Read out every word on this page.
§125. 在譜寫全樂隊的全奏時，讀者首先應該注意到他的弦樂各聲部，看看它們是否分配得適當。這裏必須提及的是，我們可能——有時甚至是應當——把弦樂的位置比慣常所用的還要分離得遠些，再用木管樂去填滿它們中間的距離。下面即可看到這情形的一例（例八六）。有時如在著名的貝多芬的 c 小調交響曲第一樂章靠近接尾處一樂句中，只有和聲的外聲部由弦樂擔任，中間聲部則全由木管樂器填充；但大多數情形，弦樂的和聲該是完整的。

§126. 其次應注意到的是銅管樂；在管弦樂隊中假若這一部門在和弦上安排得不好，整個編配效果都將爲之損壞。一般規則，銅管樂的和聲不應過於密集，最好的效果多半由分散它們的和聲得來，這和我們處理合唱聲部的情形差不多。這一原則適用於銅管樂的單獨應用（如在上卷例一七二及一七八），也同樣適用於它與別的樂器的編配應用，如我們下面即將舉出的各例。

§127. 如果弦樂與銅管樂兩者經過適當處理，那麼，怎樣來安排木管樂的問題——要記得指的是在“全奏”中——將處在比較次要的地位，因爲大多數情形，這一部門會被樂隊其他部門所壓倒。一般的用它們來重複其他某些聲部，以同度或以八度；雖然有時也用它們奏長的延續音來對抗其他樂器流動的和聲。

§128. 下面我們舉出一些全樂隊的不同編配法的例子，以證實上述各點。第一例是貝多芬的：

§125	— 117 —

* * *

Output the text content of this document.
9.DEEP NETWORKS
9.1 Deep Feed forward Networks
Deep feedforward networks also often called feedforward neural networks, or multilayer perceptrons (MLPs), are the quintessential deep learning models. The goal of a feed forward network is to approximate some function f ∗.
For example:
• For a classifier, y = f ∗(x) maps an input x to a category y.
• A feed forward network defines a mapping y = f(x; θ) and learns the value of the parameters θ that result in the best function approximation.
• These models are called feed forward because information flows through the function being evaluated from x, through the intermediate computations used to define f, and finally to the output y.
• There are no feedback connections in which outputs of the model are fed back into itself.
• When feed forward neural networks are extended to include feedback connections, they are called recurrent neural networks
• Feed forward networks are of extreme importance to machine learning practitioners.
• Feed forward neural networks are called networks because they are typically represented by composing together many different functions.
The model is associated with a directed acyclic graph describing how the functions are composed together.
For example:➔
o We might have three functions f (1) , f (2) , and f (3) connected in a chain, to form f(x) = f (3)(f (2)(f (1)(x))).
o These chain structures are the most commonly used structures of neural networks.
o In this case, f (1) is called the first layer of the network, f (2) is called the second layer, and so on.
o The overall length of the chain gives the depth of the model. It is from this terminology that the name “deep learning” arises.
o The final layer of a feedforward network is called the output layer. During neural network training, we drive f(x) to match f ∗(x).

* * *

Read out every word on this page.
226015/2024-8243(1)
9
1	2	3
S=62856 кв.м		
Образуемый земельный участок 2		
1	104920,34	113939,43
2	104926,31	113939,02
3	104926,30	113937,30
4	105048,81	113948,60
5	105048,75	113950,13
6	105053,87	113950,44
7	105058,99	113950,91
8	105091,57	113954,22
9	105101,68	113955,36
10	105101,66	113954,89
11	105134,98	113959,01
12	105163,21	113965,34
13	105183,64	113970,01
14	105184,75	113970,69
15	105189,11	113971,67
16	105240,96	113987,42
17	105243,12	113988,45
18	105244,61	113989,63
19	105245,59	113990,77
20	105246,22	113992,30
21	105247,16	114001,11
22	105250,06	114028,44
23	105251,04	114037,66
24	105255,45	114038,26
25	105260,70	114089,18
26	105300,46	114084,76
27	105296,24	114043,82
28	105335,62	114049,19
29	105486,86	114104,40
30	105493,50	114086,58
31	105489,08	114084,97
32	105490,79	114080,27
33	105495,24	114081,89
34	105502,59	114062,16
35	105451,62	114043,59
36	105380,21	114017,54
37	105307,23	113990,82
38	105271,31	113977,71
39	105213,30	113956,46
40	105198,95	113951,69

YOUR OBJECTIVE =>
Within the data above, pick out all lines holding the word "connections".

SOLUTION FOR THIS EXERCISE =>
• There are no feedback connections in which outputs of the model are fed back into itself.
• When feed forward neural networks are extended to include feedback connections, they are called recurrent neural networks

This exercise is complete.